> MATERIAL

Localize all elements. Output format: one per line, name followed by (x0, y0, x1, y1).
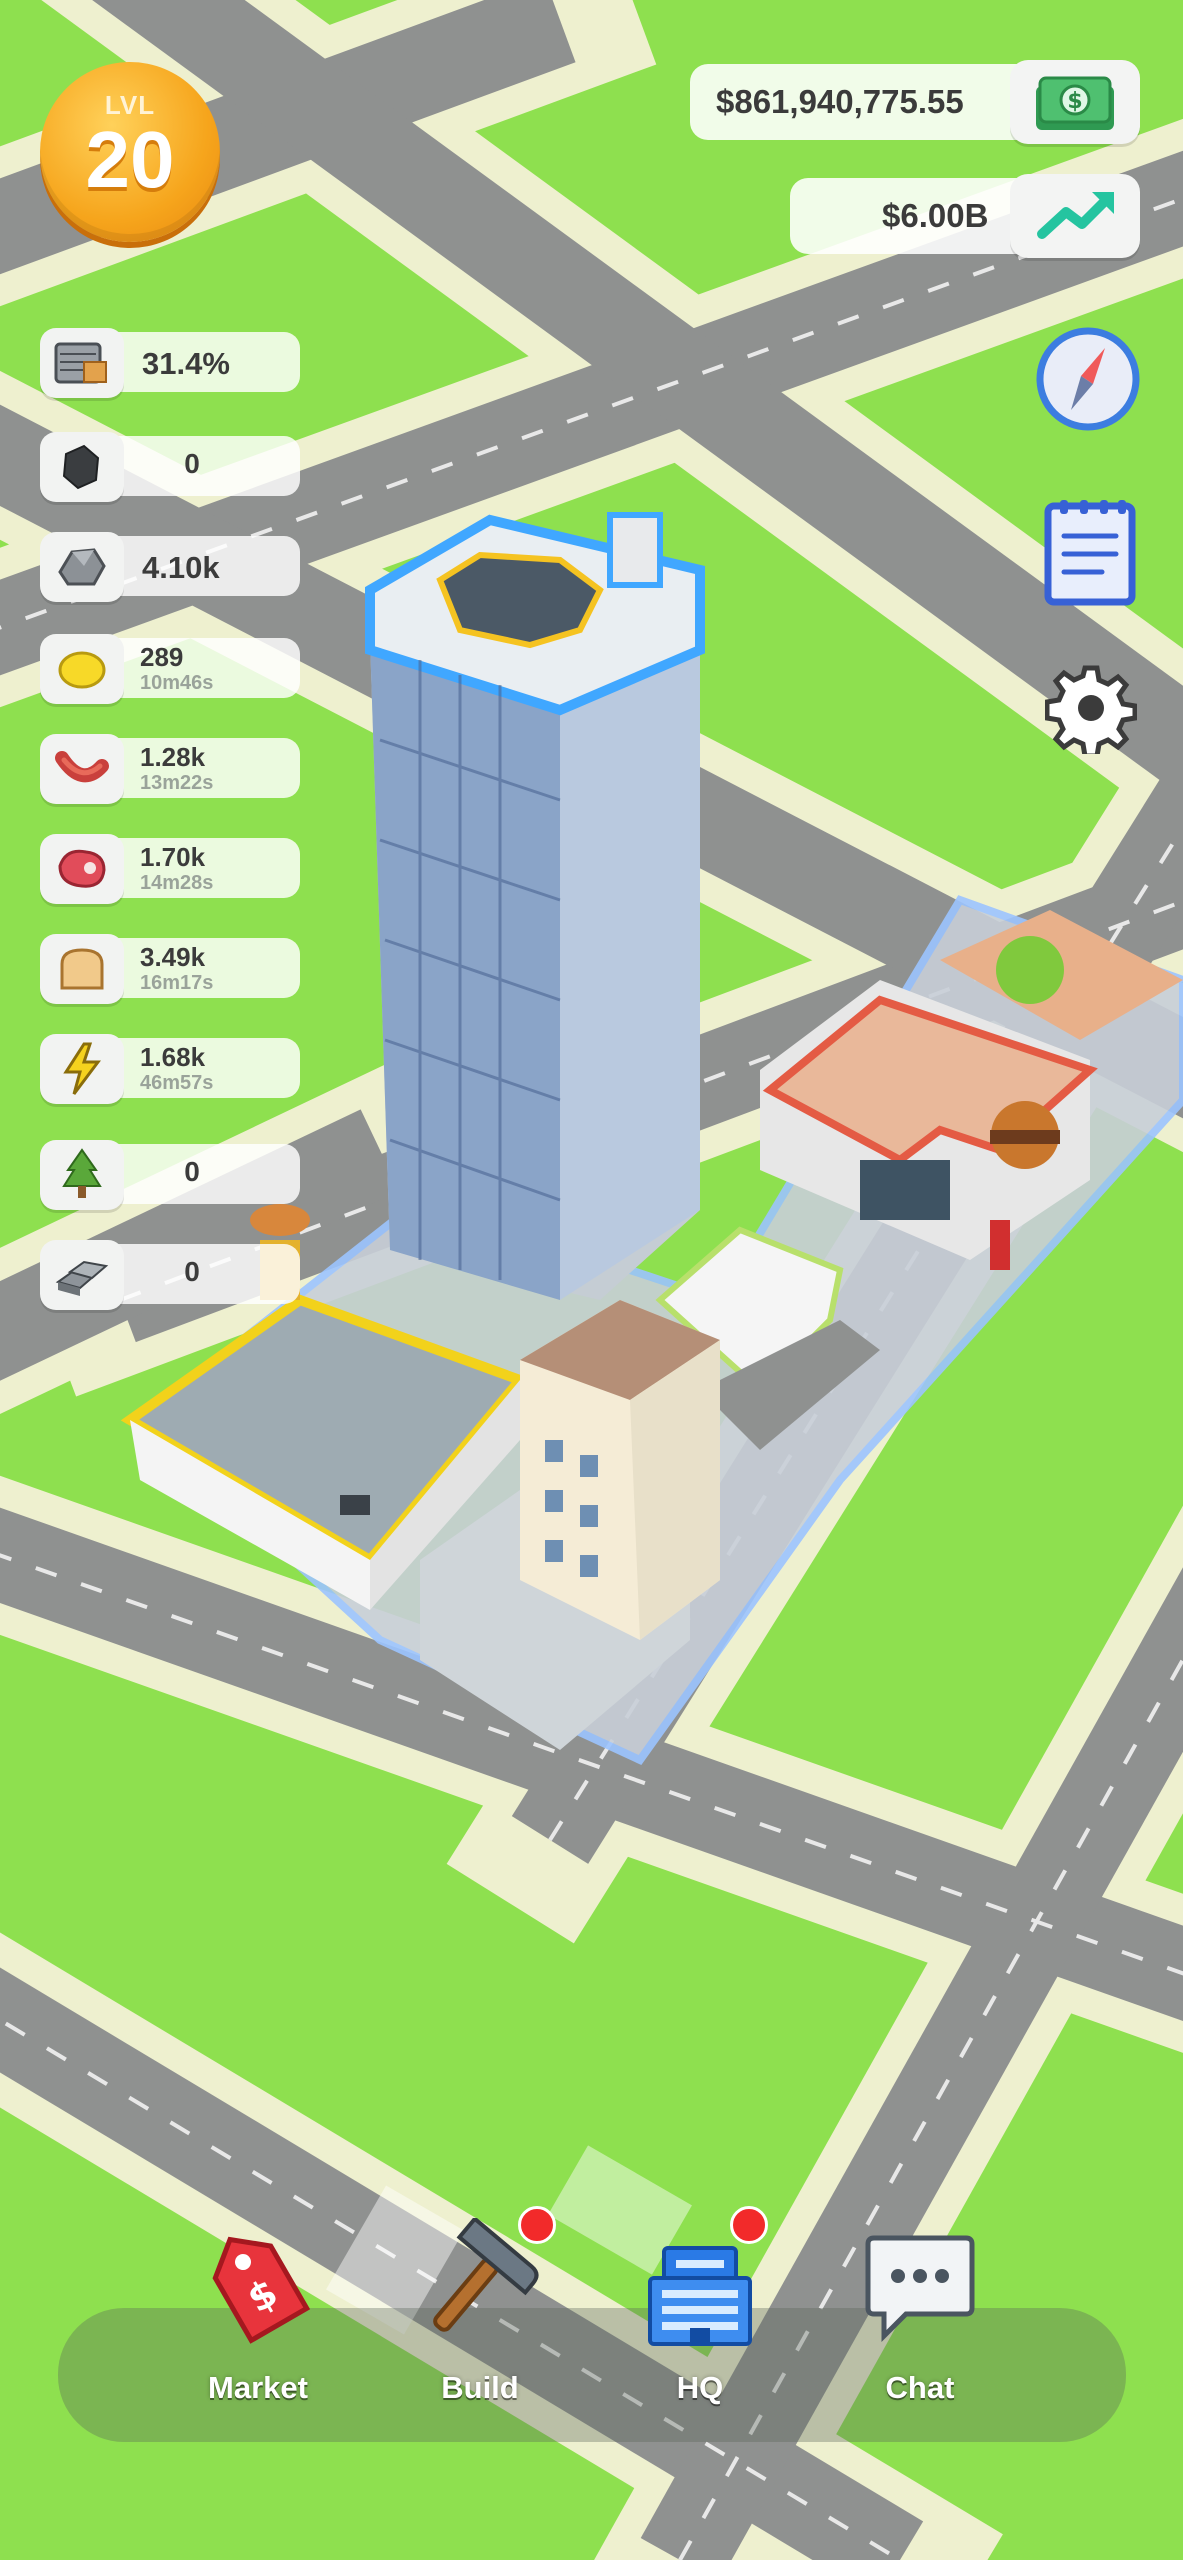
hq-notification-badge (730, 2206, 768, 2244)
resource-coal[interactable]: 0 (40, 432, 300, 502)
resource-value: 1.68k (140, 1042, 206, 1072)
resource-ore[interactable]: 4.10k (40, 532, 300, 602)
resource-value: 0 (184, 1256, 200, 1287)
pine-tree-icon (40, 1140, 124, 1210)
hq-skyscraper (365, 512, 705, 1300)
money-balance-value: $861,940,775.55 (716, 83, 964, 120)
resource-timer: 14m28s (140, 872, 214, 894)
news-notepad-icon (1044, 500, 1136, 606)
resource-energy[interactable]: 1.68k 46m57s (40, 1034, 300, 1104)
resource-meat[interactable]: 1.70k 14m28s (40, 834, 300, 904)
lemon-icon (40, 634, 124, 704)
sausage-icon (40, 734, 124, 804)
nav-hq-label: HQ (676, 2370, 724, 2405)
resource-storage[interactable]: 31.4% (40, 328, 300, 398)
trend-up-icon (1010, 174, 1140, 258)
nav-chat[interactable]: Chat (830, 2218, 1010, 2438)
chat-bubble-icon (865, 2235, 975, 2343)
level-value: 20 (85, 115, 175, 204)
resource-metal[interactable]: 0 (40, 1240, 300, 1310)
nav-market[interactable]: $ Market (168, 2218, 348, 2438)
resource-timer: 13m22s (140, 772, 214, 794)
resource-value: 0 (184, 1156, 200, 1187)
bottom-nav-bar: $ Market Build HQ Chat (58, 2206, 1126, 2442)
resource-value: 1.28k (140, 742, 206, 772)
income-rate[interactable]: $6.00B (790, 174, 1140, 258)
income-rate-value: $6.00B (882, 197, 989, 234)
resource-timer: 16m17s (140, 972, 214, 994)
cash-stack-icon: $ (1010, 60, 1140, 144)
metal-ingots-icon (40, 1240, 124, 1310)
resource-value: 3.49k (140, 942, 206, 972)
resource-value: 0 (184, 448, 200, 479)
bread-slice-icon (40, 934, 124, 1004)
level-badge[interactable]: LVL 20 (40, 62, 220, 242)
lightning-icon (40, 1034, 124, 1104)
ore-rock-icon (40, 532, 124, 602)
resource-value: 1.70k (140, 842, 206, 872)
warehouse-crate-icon (40, 328, 124, 398)
steak-icon (40, 834, 124, 904)
news-button[interactable] (1042, 496, 1138, 606)
nav-market-label: Market (208, 2370, 308, 2405)
svg-text:$: $ (1067, 89, 1082, 114)
resource-value: 289 (140, 642, 184, 672)
money-balance[interactable]: $861,940,775.55 $ (690, 60, 1140, 144)
nav-build-label: Build (441, 2370, 519, 2405)
resource-timer: 46m57s (140, 1072, 214, 1094)
resource-sausage[interactable]: 1.28k 13m22s (40, 734, 300, 804)
price-tag-icon: $ (212, 2236, 311, 2344)
compass-button[interactable] (1035, 326, 1141, 432)
resource-lemon[interactable]: 289 10m46s (40, 634, 300, 704)
build-notification-badge (518, 2206, 556, 2244)
nav-chat-label: Chat (885, 2370, 955, 2405)
resource-bread[interactable]: 3.49k 16m17s (40, 934, 300, 1004)
coal-lump-icon (40, 432, 124, 502)
compass-icon (1036, 327, 1140, 431)
nav-build[interactable]: Build (390, 2206, 570, 2438)
nav-hq[interactable]: HQ (610, 2206, 790, 2438)
gear-icon (1044, 665, 1138, 759)
resource-timer: 10m46s (140, 672, 214, 694)
resource-wood[interactable]: 0 (40, 1140, 300, 1210)
resource-value: 31.4% (142, 346, 230, 381)
settings-button[interactable] (1044, 662, 1138, 759)
resource-value: 4.10k (142, 550, 220, 585)
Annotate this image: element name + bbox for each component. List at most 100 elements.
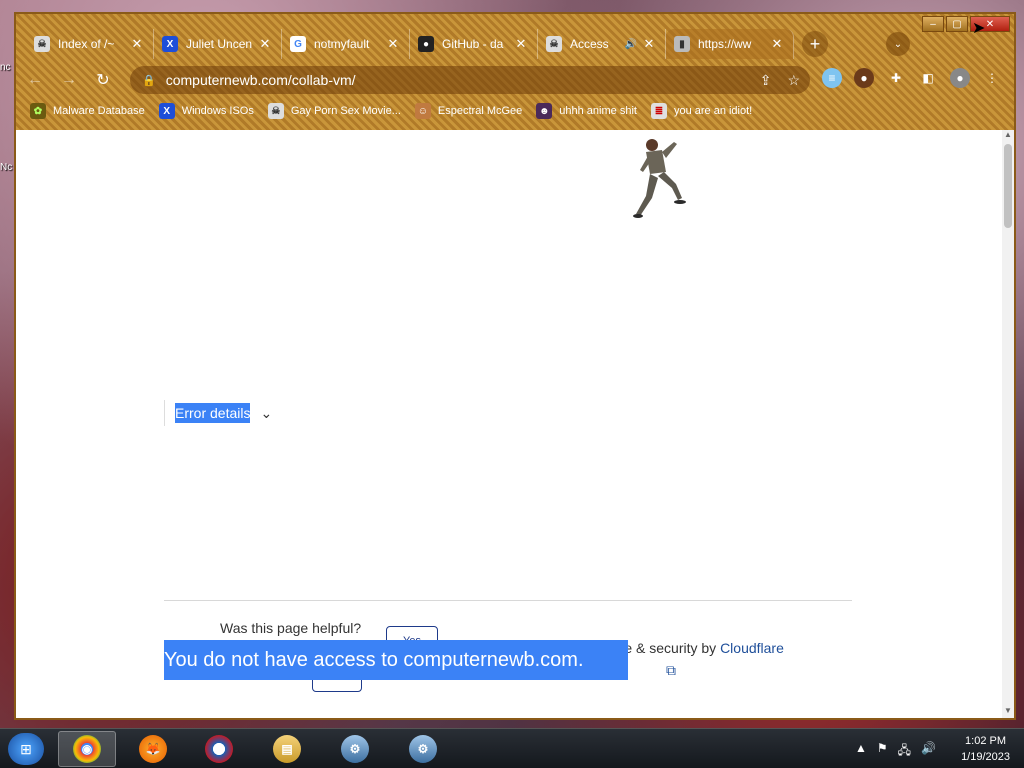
installer-icon-2: ⚙ xyxy=(409,735,437,763)
system-tray: ▲ ⚑ 🖧 🔊 xyxy=(855,741,936,762)
desktop-icon-label-1[interactable]: nc xyxy=(0,62,11,73)
extensions-area: ≡ ● ✚ ◧ ● ⋮ xyxy=(822,68,1002,88)
account-icon[interactable]: ● xyxy=(950,68,970,88)
footer-divider xyxy=(164,600,852,601)
error-details-toggle[interactable]: Error details ⌄ xyxy=(164,400,272,426)
browser-frame: – ▢ ✕ ☠ Index of /~ ✕ X Juliet Uncen ✕ Gnotmyf… xyxy=(16,14,1014,130)
bookmark-item[interactable]: ☺ Espectral McGee xyxy=(414,103,522,119)
tab-search-button[interactable]: ⌄ xyxy=(886,32,910,56)
share-icon[interactable]: ⇪ xyxy=(760,72,772,89)
skull-icon: ☠ xyxy=(34,36,50,52)
tab-title: https://ww xyxy=(698,37,752,51)
flag-icon: ≣ xyxy=(650,103,667,119)
tab-3[interactable]: ● GitHub - da ✕ xyxy=(410,29,538,59)
taskbar-app-0[interactable]: ◉ xyxy=(58,731,116,767)
scrollbar-thumb[interactable] xyxy=(1004,144,1012,228)
scroll-down-icon[interactable]: ▼ xyxy=(1002,706,1014,718)
close-tab-icon[interactable]: ✕ xyxy=(257,36,273,52)
clock-date: 1/19/2023 xyxy=(961,751,1010,763)
tray-expand-icon[interactable]: ▲ xyxy=(855,741,867,762)
tab-title: notmyfault xyxy=(314,37,370,51)
chrome-icon: ◉ xyxy=(73,735,101,763)
character-icon: ☺ xyxy=(414,103,431,119)
close-tab-icon[interactable]: ✕ xyxy=(385,36,401,52)
taskbar-app-1[interactable]: 🦊 xyxy=(124,731,182,767)
clock-time: 1:02 PM xyxy=(965,735,1007,747)
bookmark-item[interactable]: ☻ uhhh anime shit xyxy=(536,103,637,119)
tab-strip: ☠ Index of /~ ✕ X Juliet Uncen ✕ Gnotmyfault ✕ ●… xyxy=(26,28,828,60)
volume-icon[interactable]: 🔊 xyxy=(921,741,936,762)
url-text[interactable]: computernewb.com/collab-vm/ xyxy=(166,72,356,88)
bookmark-item[interactable]: ✿ Malware Database xyxy=(30,103,145,119)
tab-title: Juliet Uncen xyxy=(186,37,253,51)
chevron-down-icon[interactable]: ⌄ xyxy=(260,405,272,422)
x-logo-icon: X xyxy=(158,103,175,119)
tab-4[interactable]: ☠ Access 🔊 ✕ xyxy=(538,29,666,59)
tab-2[interactable]: Gnotmyfault ✕ xyxy=(282,29,410,59)
tab-1[interactable]: X Juliet Uncen ✕ xyxy=(154,29,282,59)
clock[interactable]: 1:02 PM 1/19/2023 xyxy=(961,733,1010,765)
mouse-cursor-icon: ➤ xyxy=(972,20,986,37)
extensions-puzzle-icon[interactable]: ✚ xyxy=(886,68,906,88)
firefox-icon: 🦊 xyxy=(139,735,167,763)
tab-5[interactable]: ▮ https://ww ✕ xyxy=(666,29,794,59)
github-icon: ● xyxy=(418,36,434,52)
tab-title: Index of /~ xyxy=(58,37,115,51)
bookmark-label: Windows ISOs xyxy=(181,105,254,117)
cloudflare-link[interactable]: Cloudflare xyxy=(720,640,784,656)
window-controls: – ▢ ✕ xyxy=(922,16,1010,32)
helpful-question: Was this page helpful? xyxy=(220,620,362,636)
back-button[interactable]: ← xyxy=(20,65,50,95)
audio-playing-icon[interactable]: 🔊 xyxy=(625,39,637,50)
scroll-up-icon[interactable]: ▲ xyxy=(1002,130,1014,142)
bookmarks-bar: ✿ Malware Database X Windows ISOs ☠ Gay Porn … xyxy=(30,100,752,122)
vertical-scrollbar[interactable]: ▲ ▼ xyxy=(1002,130,1014,718)
minimize-button[interactable]: – xyxy=(922,16,944,32)
menu-kebab-icon[interactable]: ⋮ xyxy=(982,68,1002,88)
google-icon: G xyxy=(290,36,306,52)
installer-icon: ⚙ xyxy=(341,735,369,763)
bookmark-item[interactable]: X Windows ISOs xyxy=(158,103,254,119)
x-logo-icon: X xyxy=(162,36,178,52)
taskbar-app-4[interactable]: ⚙ xyxy=(326,731,384,767)
new-tab-button[interactable]: + xyxy=(802,31,828,57)
bookmark-star-icon[interactable]: ☆ xyxy=(787,72,800,89)
bookmark-label: you are an idiot! xyxy=(673,105,753,117)
reload-button[interactable]: ↻ xyxy=(88,65,118,95)
forward-button[interactable]: → xyxy=(54,65,84,95)
trans-flag-icon[interactable]: ≡ xyxy=(822,68,842,88)
close-tab-icon[interactable]: ✕ xyxy=(641,36,657,52)
bookmark-label: uhhh anime shit xyxy=(559,105,637,117)
anime-icon: ☻ xyxy=(536,103,553,119)
skull-icon: ☠ xyxy=(546,36,562,52)
bookmark-label: Gay Porn Sex Movie... xyxy=(290,105,401,117)
tab-0[interactable]: ☠ Index of /~ ✕ xyxy=(26,29,154,59)
close-tab-icon[interactable]: ✕ xyxy=(129,36,145,52)
profile-pic-icon[interactable]: ● xyxy=(854,68,874,88)
side-panel-icon[interactable]: ◧ xyxy=(918,68,938,88)
action-center-flag-icon[interactable]: ⚑ xyxy=(877,741,888,762)
malware-icon: ✿ xyxy=(30,103,46,119)
address-bar[interactable]: 🔒 computernewb.com/collab-vm/ ⇪ ☆ xyxy=(130,66,810,94)
error-details-label[interactable]: Error details xyxy=(175,403,251,423)
lock-icon[interactable]: 🔒 xyxy=(142,74,156,87)
close-tab-icon[interactable]: ✕ xyxy=(769,36,785,52)
taskbar: ⊞ ◉ 🦊 ◐ ▤ ⚙ ⚙ ▲ ⚑ 🖧 🔊 1:02 PM 1/19/2023 xyxy=(0,728,1024,768)
network-icon[interactable]: 🖧 xyxy=(898,741,911,762)
taskbar-app-5[interactable]: ⚙ xyxy=(394,731,452,767)
page-icon: ▮ xyxy=(674,36,690,52)
taskbar-app-3[interactable]: ▤ xyxy=(258,731,316,767)
tab-title: Access xyxy=(570,37,609,51)
taskbar-app-2[interactable]: ◐ xyxy=(190,731,248,767)
bookmark-item[interactable]: ≣ you are an idiot! xyxy=(650,103,753,119)
bookmark-label: Malware Database xyxy=(53,105,145,117)
start-button[interactable]: ⊞ xyxy=(8,733,44,765)
navigation-toolbar: ← → ↻ 🔒 computernewb.com/collab-vm/ ⇪ ☆ … xyxy=(16,64,1014,96)
tab-title: GitHub - da xyxy=(442,37,504,51)
close-tab-icon[interactable]: ✕ xyxy=(513,36,529,52)
access-denied-banner: You do not have access to computernewb.c… xyxy=(164,640,628,680)
external-link-icon[interactable]: ⧉ xyxy=(666,662,676,679)
desktop-icon-label-2[interactable]: Nc xyxy=(0,162,12,173)
bookmark-item[interactable]: ☠ Gay Porn Sex Movie... xyxy=(267,103,401,119)
maximize-button[interactable]: ▢ xyxy=(946,16,968,32)
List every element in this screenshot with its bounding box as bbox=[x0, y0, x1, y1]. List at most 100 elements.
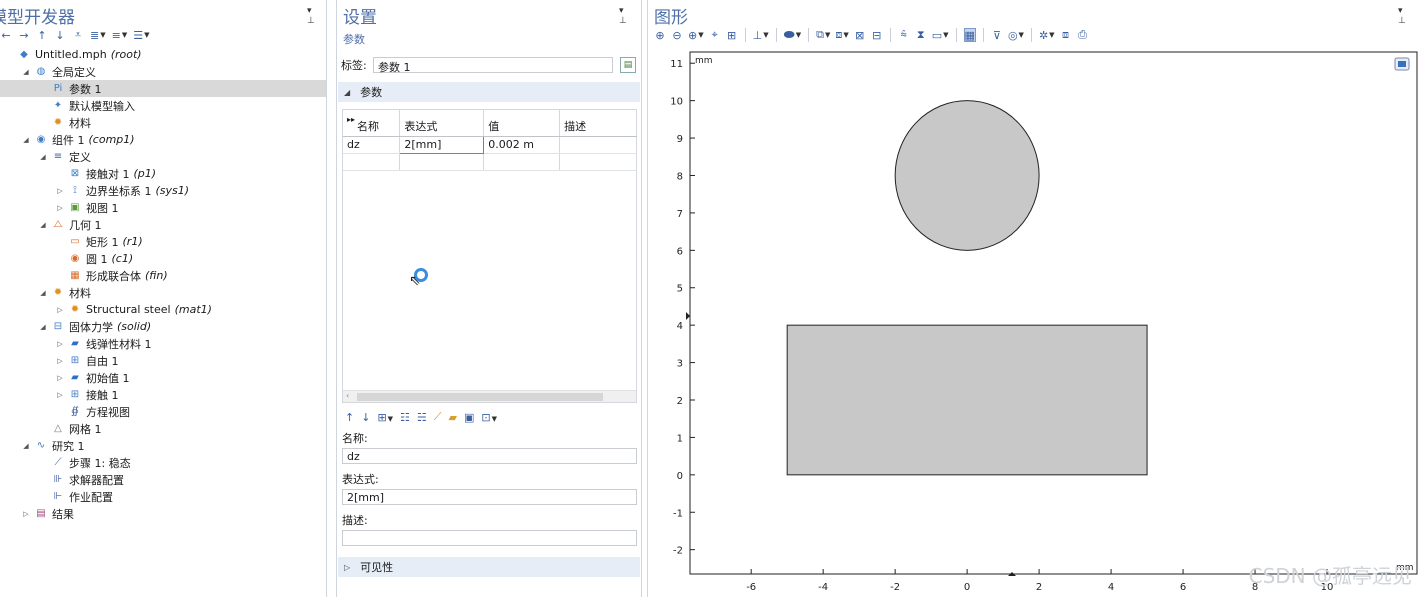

> INSTRUCTION
Reproduce the lines verbatim, starting with the line containing "hq-notification-badge (730, 2206, 768, 2244)" and continuing through the line containing "resource-value: 0 (184, 448, 200, 479)".

> EXPECTED OUTPUT
hq-notification-badge (730, 2206, 768, 2244)
resource-coal[interactable]: 0 (40, 432, 300, 502)
resource-value: 1.68k (140, 1042, 206, 1072)
resource-ore[interactable]: 4.10k (40, 532, 300, 602)
resource-value: 0 (184, 1256, 200, 1287)
pine-tree-icon (40, 1140, 124, 1210)
hq-skyscraper (365, 512, 705, 1300)
money-balance-value: $861,940,775.55 (716, 83, 964, 120)
resource-timer: 14m28s (140, 872, 214, 894)
news-notepad-icon (1044, 500, 1136, 606)
resource-energy[interactable]: 1.68k 46m57s (40, 1034, 300, 1104)
resource-meat[interactable]: 1.70k 14m28s (40, 834, 300, 904)
lemon-icon (40, 634, 124, 704)
sausage-icon (40, 734, 124, 804)
nav-hq-label: HQ (676, 2370, 724, 2405)
resource-storage[interactable]: 31.4% (40, 328, 300, 398)
trend-up-icon (1010, 174, 1140, 258)
nav-chat[interactable]: Chat (830, 2218, 1010, 2438)
chat-bubble-icon (865, 2235, 975, 2343)
level-value: 20 (85, 115, 175, 204)
resource-metal[interactable]: 0 (40, 1240, 300, 1310)
nav-market[interactable]: $ Market (168, 2218, 348, 2438)
resource-timer: 13m22s (140, 772, 214, 794)
resource-value: 0 (184, 1156, 200, 1187)
bottom-nav-bar: $ Market Build HQ Chat (58, 2206, 1126, 2442)
resource-value: 1.28k (140, 742, 206, 772)
income-rate[interactable]: $6.00B (790, 174, 1140, 258)
income-rate-value: $6.00B (882, 197, 989, 234)
resource-timer: 16m17s (140, 972, 214, 994)
cash-stack-icon: $ (1010, 60, 1140, 144)
metal-ingots-icon (40, 1240, 124, 1310)
resource-value: 3.49k (140, 942, 206, 972)
resource-value: 0 (184, 448, 200, 479)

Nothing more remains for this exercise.